Tugas Wajib 1 ::
Ketik ulang persis bagian artikel tentang politisasi agama yang diawali kata-kata "Tim Peneliti dari" dan diakhiri "Senin ( 18/2).".

Kutipan Teks ::
Tim Peneliti dari Fakultas Hukum Universitas Gadjah Mada menyampaikan sebuah riset soal politisasi agama dalam pembentukan berbagai peraturan hukum yang ada di daerah hingga tingkat nasional. Meski peraturan yang dibuat tersebut mengatur kebijakan soal moralitas dan agama, namun aturan yang mengandung unsur politisasi agama tersebut meningkat dari tahun ke tahun. “Sejak 2017 lalu ada 471 peraturan hukum,” kata Sri Wiyanti Eddyono, Ph.D., salah satu anggota peneliti, saat memaparkan peneilitiannya pada Seminar Nasional yang bertajuk “Hukum dan Gagasan Kebangsaan Indonesia dalam rangka Pusaran Politik Identitas” di ruang seminar Hotel University Club UGM, Senin ( 18/2).
Ia menyebutkan, sejak kurun waktu 1999-2004 sebanyak 56 peraturan yang dianggap hasil politisasi agama, lalu tahun tahun 2010 ada 156 aturan dan meningkat menjadi 471 peraturan sejak 2017 lalu.
Menurutnya, kecenderungan menguatnya politisasi agama disebabkan diakomodasi oleh negara melalui ruang demokrasi. Oleh karena itu, politisasi agama yang dilakukan oleh para politisi, kepala daerah dan kelompok ormas untuk menggapai posisi tertentu sehingga memasukkan aturan dalam konteks agama dalam tatanan negara. “Pola yang mereka lakukan dengan mengancam bahwa yang tidak menuruti ajakan tersebut dianggap melawan ajaran agama,” katanya.
Politisasi agama tidak hanya muncul dalam peraturan hukum saja, namun juga dalam praktik kehidupan bermasyarakat sehari hari seperti sikap intoleransi dan kekerasan verbal dan fisik juga dilakukan. Bahkan, di ruang peradilan, tidak jarang hakim banyak memutuskan perkara berbagai kasus penodaan agama. “Dalam konteks nasional, ada 97 putusan kasus penodaan agama di pengadilan negeri,” katanya.

Tugas Wajib 2 ::
Ulangi persis baris-baris dalam entri, mulai dari baris yang memuat "x-tick-label: 40 <box>538 409 554 421</box>" sampai baris yang memuat "y-tick-label: 7.2 <box>42 349 62 361</box>", termasuk kedua baris tersebut.

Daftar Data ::

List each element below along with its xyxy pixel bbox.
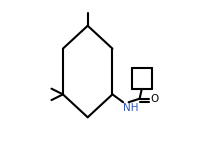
Text: O: O: [150, 94, 158, 104]
Text: NH: NH: [123, 103, 139, 113]
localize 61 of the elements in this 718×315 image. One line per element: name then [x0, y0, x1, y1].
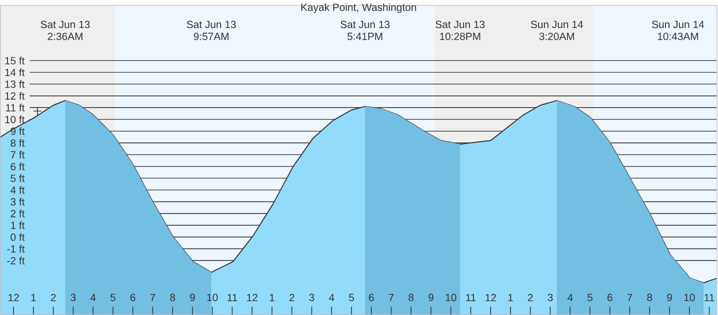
x-tick-label: 4: [328, 294, 334, 302]
x-tick-label: 12: [247, 294, 258, 302]
x-tick-label: 9: [190, 294, 195, 302]
x-tick-label: 10: [446, 294, 456, 302]
x-tick-label: 11: [704, 294, 714, 302]
y-tick-label: 9 ft: [10, 127, 25, 135]
x-tick-label: 1: [31, 294, 36, 302]
x-tick-label: 2: [50, 294, 56, 302]
y-tick-label: 8 ft: [10, 139, 25, 147]
x-tick-label: 12: [8, 294, 19, 302]
x-tick-label: 12: [486, 294, 496, 302]
x-tick-label: 11: [228, 294, 238, 302]
annotation: Sat Jun 13 2:36AM: [40, 20, 90, 40]
x-tick-label: 2: [528, 294, 533, 302]
x-tick-label: 8: [408, 294, 414, 302]
y-tick-label: 3 ft: [10, 198, 25, 206]
annotation: Sat Jun 13 9:57AM: [186, 20, 236, 40]
y-tick-label: 12 ft: [5, 92, 25, 100]
x-tick-label: 3: [309, 294, 314, 302]
y-tick-label: 13 ft: [5, 80, 25, 88]
x-tick-label: 9: [428, 294, 434, 302]
x-tick-label: 5: [110, 294, 116, 302]
y-tick-label: 10 ft: [5, 116, 25, 124]
x-tick-label: 6: [608, 294, 612, 302]
x-tick-label: 7: [388, 294, 394, 302]
y-tick-label: 14 ft: [5, 68, 25, 76]
x-tick-label: 10: [207, 294, 218, 302]
y-tick-label: 0 ft: [10, 233, 25, 241]
y-tick-label: 11 ft: [6, 104, 25, 112]
x-tick-label: 4: [90, 294, 96, 302]
chart-title: Kayak Point, Washington: [301, 3, 416, 14]
annotation: Sat Jun 13 10:28PM: [436, 20, 485, 40]
y-tick-label: 7 ft: [10, 150, 25, 158]
x-tick-label: 4: [567, 294, 573, 302]
annotation: Sun Jun 14 10:43AM: [652, 20, 704, 40]
x-tick-label: 1: [270, 294, 274, 302]
x-tick-label: 8: [647, 294, 652, 302]
annotation: Sat Jun 13 5:41PM: [340, 20, 390, 40]
x-tick-label: 11: [466, 294, 476, 302]
y-tick-label: 4 ft: [10, 186, 25, 194]
x-tick-label: 5: [588, 294, 592, 302]
x-tick-label: 6: [130, 294, 136, 302]
x-tick-label: 8: [170, 294, 176, 302]
x-tick-label: 7: [627, 294, 632, 302]
y-tick-label: 2 ft: [10, 210, 25, 218]
y-tick-label: 1 ft: [11, 221, 25, 230]
x-tick-label: 2: [289, 294, 294, 302]
y-tick-label: 6 ft: [10, 162, 25, 170]
y-tick-label: 15 ft: [5, 56, 25, 64]
y-tick-label: -1 ft: [7, 244, 25, 253]
x-tick-label: 1: [508, 294, 513, 302]
x-tick-label: 3: [70, 294, 76, 302]
annotation: Sun Jun 14 3:20AM: [530, 20, 583, 40]
y-tick-label: 5 ft: [10, 174, 25, 182]
x-tick-label: 5: [348, 294, 354, 302]
x-tick-label: 9: [667, 294, 672, 302]
y-tick-label: -2 ft: [7, 256, 25, 264]
x-tick-label: 3: [548, 294, 553, 302]
x-tick-label: 6: [368, 294, 374, 302]
x-tick-label: 10: [684, 294, 695, 302]
x-tick-label: 7: [150, 294, 156, 302]
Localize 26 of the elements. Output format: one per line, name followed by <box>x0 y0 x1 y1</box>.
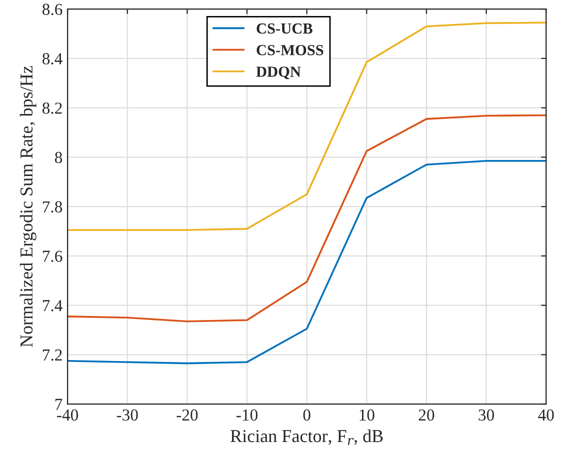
x-tick-label: 40 <box>538 409 554 421</box>
y-tick-label: 8.6 <box>42 4 62 16</box>
line-series <box>68 160 546 364</box>
x-tick-label: 0 <box>303 409 310 421</box>
y-tick-label: 8.2 <box>42 102 62 114</box>
legend-label: DDQN <box>256 66 301 80</box>
x-tick-label: -30 <box>116 409 138 421</box>
y-tick-label: 7 <box>55 398 62 410</box>
x-tick-label: 30 <box>478 409 494 421</box>
y-tick-label: 7.2 <box>42 349 62 361</box>
x-axis-title: Rician Factor, F$_{r}$, dB <box>230 429 383 445</box>
line-series <box>68 114 546 322</box>
x-tick-label: 20 <box>418 409 434 421</box>
y-tick-label: 8.4 <box>42 53 62 64</box>
y-tick-label: 8 <box>55 152 62 164</box>
x-tick-label: 10 <box>360 409 374 421</box>
x-tick-label: -10 <box>236 409 258 421</box>
y-tick-label: 7.8 <box>42 201 62 213</box>
legend-label: CS-UCB <box>256 23 312 34</box>
x-tick-label: -20 <box>176 409 198 421</box>
y-tick-label: 7.4 <box>42 300 62 312</box>
y-axis-title: Normalized Ergodic Sum Rate, bps/Hz <box>20 66 36 348</box>
line-series <box>68 22 546 231</box>
y-tick-label: 7.6 <box>42 250 62 262</box>
x-tick-label: -40 <box>57 409 78 421</box>
legend-label: CS-MOSS <box>256 44 324 56</box>
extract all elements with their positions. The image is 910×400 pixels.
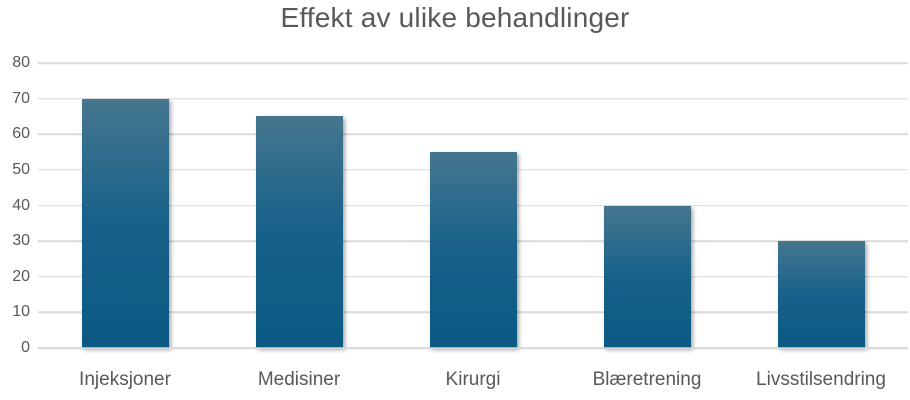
y-axis-tick-30: 30 (12, 232, 30, 250)
bar-kirurgi (429, 152, 517, 348)
x-axis-label-kirurgi: Kirurgi (445, 369, 501, 390)
x-axis-label-medisiner: Medisiner (257, 369, 341, 390)
bar-injeksjoner (81, 98, 169, 348)
bar-blæretrening (603, 205, 691, 348)
y-axis-tick-0: 0 (21, 339, 30, 356)
x-axis-label-injeksjoner: Injeksjoner (79, 369, 171, 390)
gridline-0 (38, 347, 908, 350)
plot-area (38, 62, 908, 350)
y-axis-tick-60: 60 (12, 125, 30, 143)
y-axis-tick-70: 70 (12, 89, 30, 107)
gridline-70 (38, 97, 908, 100)
y-axis-tick-40: 40 (12, 196, 30, 214)
y-axis-tick-80: 80 (12, 54, 30, 71)
x-axis-label-blæretrening: Blæretrening (592, 369, 702, 390)
y-axis-tick-20: 20 (12, 267, 30, 285)
chart-title: Effekt av ulike behandlinger (280, 2, 630, 33)
y-axis-tick-10: 10 (12, 303, 30, 321)
bar-medisiner (255, 116, 343, 348)
bar-livsstilsendring (777, 241, 865, 348)
y-axis-tick-50: 50 (12, 160, 30, 178)
x-axis-label-livsstilsendring: Livsstilsendring (756, 369, 886, 390)
gridline-60 (38, 133, 908, 135)
gridline-80 (38, 62, 908, 64)
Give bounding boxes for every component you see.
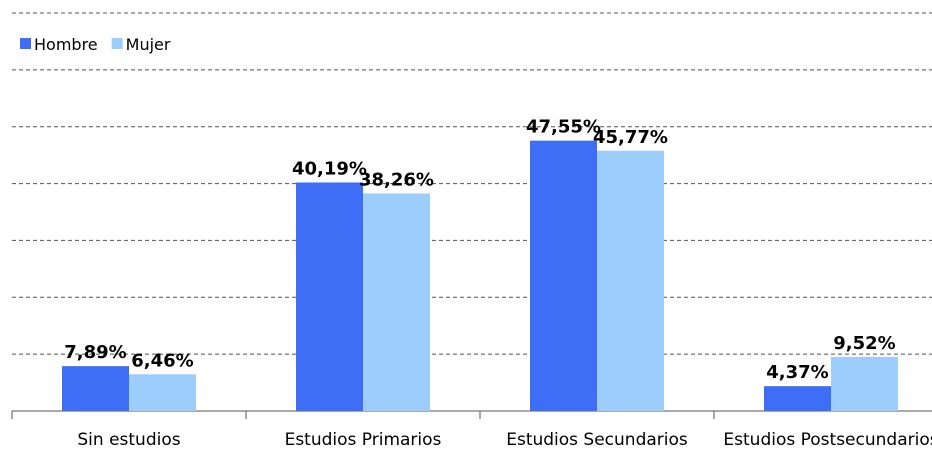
x-tick-label: Estudios Postsecundarios — [723, 430, 932, 450]
value-label: 4,37% — [766, 362, 828, 383]
value-label: 47,55% — [526, 117, 601, 138]
value-label: 9,52% — [833, 333, 895, 354]
bar — [363, 193, 430, 411]
bar — [764, 386, 831, 411]
value-label: 45,77% — [593, 127, 668, 148]
value-label: 40,19% — [292, 158, 367, 179]
legend-swatch — [111, 38, 123, 49]
legend-label: Hombre — [34, 35, 98, 54]
bar — [831, 356, 898, 411]
x-tick-label: Sin estudios — [77, 430, 181, 450]
legend-swatch — [20, 38, 31, 49]
x-tick-label: Estudios Secundarios — [506, 430, 688, 450]
bar — [597, 150, 664, 411]
bar — [296, 182, 363, 411]
bar — [129, 374, 196, 411]
bar — [530, 140, 597, 411]
value-label: 7,89% — [64, 342, 126, 363]
value-label: 38,26% — [359, 169, 434, 190]
value-label: 6,46% — [131, 350, 193, 371]
x-tick-label: Estudios Primarios — [284, 430, 442, 450]
legend-label: Mujer — [126, 35, 171, 54]
bar — [62, 366, 129, 411]
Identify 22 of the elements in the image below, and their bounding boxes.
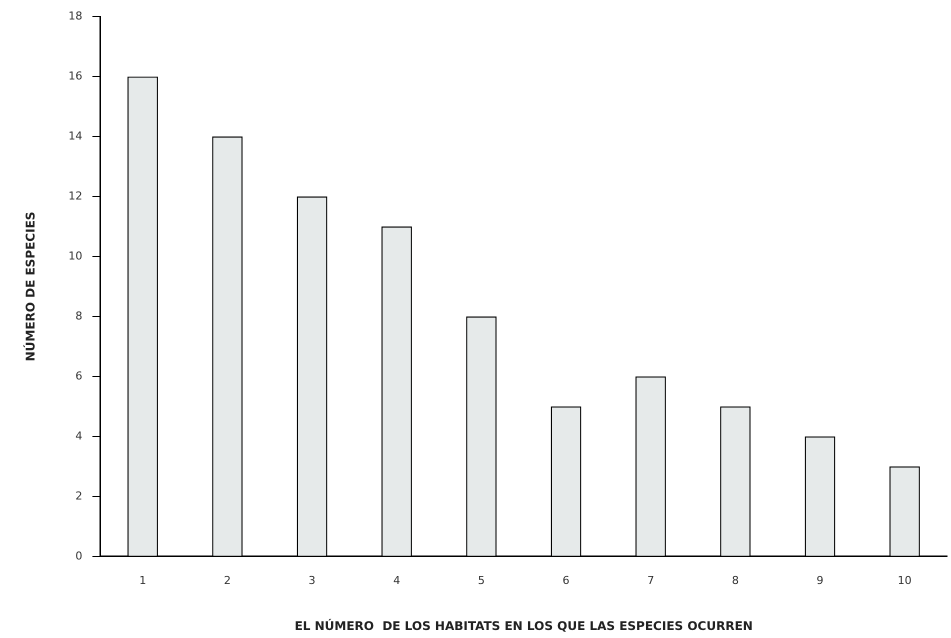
y-tick-label: 4 — [75, 429, 82, 442]
y-tick-label: 8 — [75, 309, 82, 322]
x-tick-label: 5 — [478, 574, 485, 587]
x-tick-label: 1 — [139, 574, 146, 587]
x-tick-label: 2 — [224, 574, 231, 587]
x-tick-label: 10 — [898, 574, 912, 587]
x-tick-label: 7 — [647, 574, 654, 587]
y-tick-label: 18 — [68, 9, 82, 22]
x-tick-label: 8 — [732, 574, 739, 587]
y-tick-label: 0 — [75, 549, 82, 562]
x-tick-label: 9 — [816, 574, 824, 587]
y-tick-label: 2 — [75, 489, 82, 502]
x-tick-label: 6 — [562, 574, 570, 587]
x-tick-label: 4 — [393, 574, 400, 587]
x-tick-label: 3 — [308, 574, 316, 587]
y-tick-label: 12 — [68, 189, 82, 202]
y-tick-label: 6 — [75, 369, 82, 382]
y-tick-label: 16 — [68, 69, 82, 82]
y-axis-title: NÚMERO DE ESPECIES — [22, 212, 38, 362]
y-tick-label: 14 — [68, 129, 82, 142]
y-tick-label: 10 — [68, 249, 82, 262]
x-axis-title: EL NÚMERO DE LOS HABITATS EN LOS QUE LAS ESPECIES OCURREN — [294, 618, 753, 633]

Jawaban Latihan 1 ::
Tim Peneliti dari Fakultas Hukum Universitas Gadjah Mada menyampaikan sebuah riset soal politisasi agama dalam pembentukan berbagai peraturan hukum yang ada di daerah hingga tingkat nasional. Meski peraturan yang dibuat tersebut mengatur kebijakan soal moralitas dan agama, namun aturan yang mengandung unsur politisasi agama tersebut meningkat dari tahun ke tahun. “Sejak 2017 lalu ada 471 peraturan hukum,” kata Sri Wiyanti Eddyono, Ph.D., salah satu anggota peneliti, saat memaparkan peneilitiannya pada Seminar Nasional yang bertajuk “Hukum dan Gagasan Kebangsaan Indonesia dalam rangka Pusaran Politik Identitas” di ruang seminar Hotel University Club UGM, Senin ( 18/2).

Jawaban Latihan 2 ::
x-tick-label: 40 <box>538 409 554 421</box>
y-tick-label: 8.6 <box>42 4 62 16</box>
line-series <box>68 160 546 364</box>
x-tick-label: 0 <box>303 409 310 421</box>
y-tick-label: 8.2 <box>42 102 62 114</box>
legend-label: DDQN <box>256 66 301 80</box>
x-tick-label: -30 <box>116 409 138 421</box>
y-tick-label: 7 <box>55 398 62 410</box>
x-tick-label: 30 <box>478 409 494 421</box>
y-tick-label: 7.2 <box>42 349 62 361</box>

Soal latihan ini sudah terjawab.